Search the listing below for the word "resided" and copy each line that holds it.
════
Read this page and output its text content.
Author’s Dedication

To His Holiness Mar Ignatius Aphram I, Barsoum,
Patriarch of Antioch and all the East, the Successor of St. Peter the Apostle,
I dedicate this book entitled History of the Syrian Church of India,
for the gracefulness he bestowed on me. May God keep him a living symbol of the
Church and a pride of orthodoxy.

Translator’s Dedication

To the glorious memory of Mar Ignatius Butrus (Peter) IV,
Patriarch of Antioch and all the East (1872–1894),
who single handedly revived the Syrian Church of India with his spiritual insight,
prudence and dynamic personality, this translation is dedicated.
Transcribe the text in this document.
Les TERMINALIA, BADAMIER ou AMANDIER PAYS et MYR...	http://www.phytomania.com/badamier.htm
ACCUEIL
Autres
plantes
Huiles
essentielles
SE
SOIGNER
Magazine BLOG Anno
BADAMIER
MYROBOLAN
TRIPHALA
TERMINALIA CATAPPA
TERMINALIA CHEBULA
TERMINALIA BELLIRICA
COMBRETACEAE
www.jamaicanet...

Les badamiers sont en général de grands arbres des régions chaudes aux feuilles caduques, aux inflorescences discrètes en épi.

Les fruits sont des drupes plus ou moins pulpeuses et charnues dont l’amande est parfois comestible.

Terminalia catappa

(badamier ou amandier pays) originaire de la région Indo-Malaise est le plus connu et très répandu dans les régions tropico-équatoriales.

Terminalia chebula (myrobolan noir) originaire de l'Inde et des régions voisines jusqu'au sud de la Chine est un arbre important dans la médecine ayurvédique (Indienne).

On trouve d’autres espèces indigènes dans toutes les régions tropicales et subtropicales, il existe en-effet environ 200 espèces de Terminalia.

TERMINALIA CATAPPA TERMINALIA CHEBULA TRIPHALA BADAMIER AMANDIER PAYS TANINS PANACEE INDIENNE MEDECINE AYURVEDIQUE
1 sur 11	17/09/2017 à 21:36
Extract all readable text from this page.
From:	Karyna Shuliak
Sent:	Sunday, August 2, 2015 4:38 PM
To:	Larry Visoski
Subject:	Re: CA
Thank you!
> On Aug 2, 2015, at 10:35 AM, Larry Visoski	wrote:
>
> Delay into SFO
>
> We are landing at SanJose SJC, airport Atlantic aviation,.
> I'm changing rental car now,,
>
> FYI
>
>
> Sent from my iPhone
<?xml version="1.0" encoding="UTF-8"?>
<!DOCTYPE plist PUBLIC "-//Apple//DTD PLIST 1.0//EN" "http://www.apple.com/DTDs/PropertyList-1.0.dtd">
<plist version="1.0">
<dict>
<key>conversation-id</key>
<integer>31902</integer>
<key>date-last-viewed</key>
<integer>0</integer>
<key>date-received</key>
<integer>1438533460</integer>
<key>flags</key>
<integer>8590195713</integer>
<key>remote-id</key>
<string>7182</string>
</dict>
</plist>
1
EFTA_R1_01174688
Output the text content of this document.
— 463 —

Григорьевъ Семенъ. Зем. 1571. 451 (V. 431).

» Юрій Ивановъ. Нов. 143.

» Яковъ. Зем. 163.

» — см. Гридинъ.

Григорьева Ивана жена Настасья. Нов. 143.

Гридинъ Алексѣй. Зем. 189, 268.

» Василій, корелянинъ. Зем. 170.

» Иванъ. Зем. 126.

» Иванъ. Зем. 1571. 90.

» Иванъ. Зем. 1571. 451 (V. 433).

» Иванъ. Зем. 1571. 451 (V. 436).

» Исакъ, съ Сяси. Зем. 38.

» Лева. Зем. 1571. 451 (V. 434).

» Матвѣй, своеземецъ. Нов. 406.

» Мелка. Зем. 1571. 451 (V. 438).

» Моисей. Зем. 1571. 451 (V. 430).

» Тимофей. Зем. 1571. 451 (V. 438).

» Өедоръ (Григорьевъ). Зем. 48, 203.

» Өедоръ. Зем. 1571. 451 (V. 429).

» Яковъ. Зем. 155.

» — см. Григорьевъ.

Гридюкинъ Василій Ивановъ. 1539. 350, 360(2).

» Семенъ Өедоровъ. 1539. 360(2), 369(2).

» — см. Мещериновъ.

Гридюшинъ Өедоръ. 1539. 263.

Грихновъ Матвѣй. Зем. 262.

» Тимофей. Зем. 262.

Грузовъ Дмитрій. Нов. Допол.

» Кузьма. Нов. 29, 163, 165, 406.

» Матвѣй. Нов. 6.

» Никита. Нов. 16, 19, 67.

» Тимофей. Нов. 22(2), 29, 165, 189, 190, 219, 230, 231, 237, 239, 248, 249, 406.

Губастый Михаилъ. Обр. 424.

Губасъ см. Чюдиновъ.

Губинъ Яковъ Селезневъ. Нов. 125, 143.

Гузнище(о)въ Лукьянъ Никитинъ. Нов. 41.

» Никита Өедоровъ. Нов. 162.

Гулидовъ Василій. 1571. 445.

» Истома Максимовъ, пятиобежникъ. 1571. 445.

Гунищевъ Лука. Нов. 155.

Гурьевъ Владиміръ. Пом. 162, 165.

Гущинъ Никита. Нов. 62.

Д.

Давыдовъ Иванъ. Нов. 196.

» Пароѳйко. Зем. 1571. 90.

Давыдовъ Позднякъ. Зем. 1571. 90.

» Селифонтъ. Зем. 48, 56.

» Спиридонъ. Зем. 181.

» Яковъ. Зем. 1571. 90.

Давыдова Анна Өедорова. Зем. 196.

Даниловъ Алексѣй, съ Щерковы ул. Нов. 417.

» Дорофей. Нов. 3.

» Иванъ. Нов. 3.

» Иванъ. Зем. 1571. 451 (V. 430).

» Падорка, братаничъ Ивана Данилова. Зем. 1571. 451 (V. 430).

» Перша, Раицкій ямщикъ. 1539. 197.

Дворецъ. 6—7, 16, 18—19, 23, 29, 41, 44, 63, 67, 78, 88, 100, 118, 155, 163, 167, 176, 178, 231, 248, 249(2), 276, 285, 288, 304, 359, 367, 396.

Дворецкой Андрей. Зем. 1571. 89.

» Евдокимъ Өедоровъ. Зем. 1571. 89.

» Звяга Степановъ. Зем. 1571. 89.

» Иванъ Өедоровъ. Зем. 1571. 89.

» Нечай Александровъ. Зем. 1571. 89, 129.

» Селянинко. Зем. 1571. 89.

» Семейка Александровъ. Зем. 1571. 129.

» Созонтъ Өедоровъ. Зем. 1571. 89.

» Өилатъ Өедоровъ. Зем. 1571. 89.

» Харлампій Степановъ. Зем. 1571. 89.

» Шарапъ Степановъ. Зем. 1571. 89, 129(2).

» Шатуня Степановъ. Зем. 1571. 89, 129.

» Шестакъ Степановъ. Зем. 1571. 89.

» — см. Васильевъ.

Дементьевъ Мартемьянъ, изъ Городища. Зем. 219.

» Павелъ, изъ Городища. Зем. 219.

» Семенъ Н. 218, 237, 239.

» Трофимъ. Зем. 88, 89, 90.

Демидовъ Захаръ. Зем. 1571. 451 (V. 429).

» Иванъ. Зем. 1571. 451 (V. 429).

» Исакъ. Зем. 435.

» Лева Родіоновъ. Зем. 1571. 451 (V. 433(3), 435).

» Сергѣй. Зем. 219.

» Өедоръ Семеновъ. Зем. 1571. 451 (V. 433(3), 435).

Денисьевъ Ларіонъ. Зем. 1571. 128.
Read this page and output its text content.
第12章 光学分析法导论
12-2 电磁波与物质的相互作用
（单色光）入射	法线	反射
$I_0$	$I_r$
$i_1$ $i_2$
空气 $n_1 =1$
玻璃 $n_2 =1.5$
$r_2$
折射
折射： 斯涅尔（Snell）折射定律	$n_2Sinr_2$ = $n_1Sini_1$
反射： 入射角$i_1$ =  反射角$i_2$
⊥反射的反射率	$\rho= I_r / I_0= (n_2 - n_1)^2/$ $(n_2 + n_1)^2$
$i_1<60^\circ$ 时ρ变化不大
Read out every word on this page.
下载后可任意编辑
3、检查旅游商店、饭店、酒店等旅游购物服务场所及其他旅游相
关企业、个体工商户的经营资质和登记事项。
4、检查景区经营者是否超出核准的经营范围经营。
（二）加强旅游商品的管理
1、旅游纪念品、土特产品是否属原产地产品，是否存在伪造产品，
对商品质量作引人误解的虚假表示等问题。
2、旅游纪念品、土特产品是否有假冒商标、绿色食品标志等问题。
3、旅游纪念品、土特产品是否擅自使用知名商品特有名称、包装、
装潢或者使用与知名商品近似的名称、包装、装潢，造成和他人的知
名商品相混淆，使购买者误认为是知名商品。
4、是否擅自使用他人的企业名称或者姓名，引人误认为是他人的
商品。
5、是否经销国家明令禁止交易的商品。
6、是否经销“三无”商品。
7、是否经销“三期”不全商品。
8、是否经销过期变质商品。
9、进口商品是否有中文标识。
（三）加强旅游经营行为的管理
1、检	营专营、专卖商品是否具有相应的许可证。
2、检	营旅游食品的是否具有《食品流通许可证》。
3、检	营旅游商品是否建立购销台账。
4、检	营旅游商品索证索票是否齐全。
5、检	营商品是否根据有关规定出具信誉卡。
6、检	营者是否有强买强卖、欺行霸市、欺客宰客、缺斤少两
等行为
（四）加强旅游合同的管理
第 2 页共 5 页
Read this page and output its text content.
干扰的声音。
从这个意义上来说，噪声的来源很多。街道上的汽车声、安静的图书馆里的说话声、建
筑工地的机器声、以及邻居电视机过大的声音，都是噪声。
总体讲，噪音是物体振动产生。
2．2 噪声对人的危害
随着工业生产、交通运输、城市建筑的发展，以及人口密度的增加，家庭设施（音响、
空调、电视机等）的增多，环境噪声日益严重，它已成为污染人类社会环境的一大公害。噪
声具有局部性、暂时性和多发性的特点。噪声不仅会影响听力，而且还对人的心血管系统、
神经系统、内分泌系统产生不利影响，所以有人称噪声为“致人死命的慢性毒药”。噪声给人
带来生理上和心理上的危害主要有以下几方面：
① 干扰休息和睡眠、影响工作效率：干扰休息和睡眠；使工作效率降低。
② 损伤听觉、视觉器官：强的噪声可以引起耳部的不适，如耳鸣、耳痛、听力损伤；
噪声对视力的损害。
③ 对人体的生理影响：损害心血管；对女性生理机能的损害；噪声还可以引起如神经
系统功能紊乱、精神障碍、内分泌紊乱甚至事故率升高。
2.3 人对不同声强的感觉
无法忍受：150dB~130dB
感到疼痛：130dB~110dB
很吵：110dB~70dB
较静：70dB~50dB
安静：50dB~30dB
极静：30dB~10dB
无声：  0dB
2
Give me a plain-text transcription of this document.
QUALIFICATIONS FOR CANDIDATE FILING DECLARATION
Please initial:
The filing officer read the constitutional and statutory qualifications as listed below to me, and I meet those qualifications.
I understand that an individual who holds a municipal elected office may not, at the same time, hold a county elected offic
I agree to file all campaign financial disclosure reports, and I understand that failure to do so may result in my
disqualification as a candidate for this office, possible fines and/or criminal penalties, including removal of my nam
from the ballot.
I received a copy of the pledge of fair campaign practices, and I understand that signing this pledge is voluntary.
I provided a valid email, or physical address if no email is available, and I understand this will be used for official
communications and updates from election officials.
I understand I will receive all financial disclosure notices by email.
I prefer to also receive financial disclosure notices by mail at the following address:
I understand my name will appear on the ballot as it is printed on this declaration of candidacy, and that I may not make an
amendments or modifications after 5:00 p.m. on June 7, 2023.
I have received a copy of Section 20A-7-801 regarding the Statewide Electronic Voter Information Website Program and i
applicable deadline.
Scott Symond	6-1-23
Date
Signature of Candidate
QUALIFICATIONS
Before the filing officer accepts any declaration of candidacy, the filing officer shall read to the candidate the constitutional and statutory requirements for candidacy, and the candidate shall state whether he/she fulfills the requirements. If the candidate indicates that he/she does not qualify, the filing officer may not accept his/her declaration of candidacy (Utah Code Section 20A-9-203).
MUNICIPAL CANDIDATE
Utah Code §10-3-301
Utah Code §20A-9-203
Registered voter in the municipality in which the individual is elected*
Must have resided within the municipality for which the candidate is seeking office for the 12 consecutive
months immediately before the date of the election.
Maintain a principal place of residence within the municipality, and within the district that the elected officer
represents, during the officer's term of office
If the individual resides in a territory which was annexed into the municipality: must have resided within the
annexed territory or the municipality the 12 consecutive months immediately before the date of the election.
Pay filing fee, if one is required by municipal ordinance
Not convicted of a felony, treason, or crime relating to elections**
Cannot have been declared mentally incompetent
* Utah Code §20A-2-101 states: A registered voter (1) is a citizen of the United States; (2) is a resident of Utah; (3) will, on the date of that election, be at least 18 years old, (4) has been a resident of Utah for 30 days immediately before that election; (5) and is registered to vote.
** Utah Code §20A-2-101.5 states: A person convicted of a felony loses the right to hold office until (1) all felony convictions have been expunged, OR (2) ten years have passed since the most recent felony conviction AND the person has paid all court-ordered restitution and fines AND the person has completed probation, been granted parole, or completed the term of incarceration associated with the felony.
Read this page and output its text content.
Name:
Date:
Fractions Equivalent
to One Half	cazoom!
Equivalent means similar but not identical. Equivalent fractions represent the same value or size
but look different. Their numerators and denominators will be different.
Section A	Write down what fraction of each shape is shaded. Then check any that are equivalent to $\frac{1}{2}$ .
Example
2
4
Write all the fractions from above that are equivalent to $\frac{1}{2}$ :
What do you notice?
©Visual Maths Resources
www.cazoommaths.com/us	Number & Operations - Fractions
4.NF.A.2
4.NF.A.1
════
### [Response below]
Must have resided within the municipality for which the candidate is seeking office for the 12 consecutive
If the individual resides in a territory which was annexed into the municipality: must have resided within the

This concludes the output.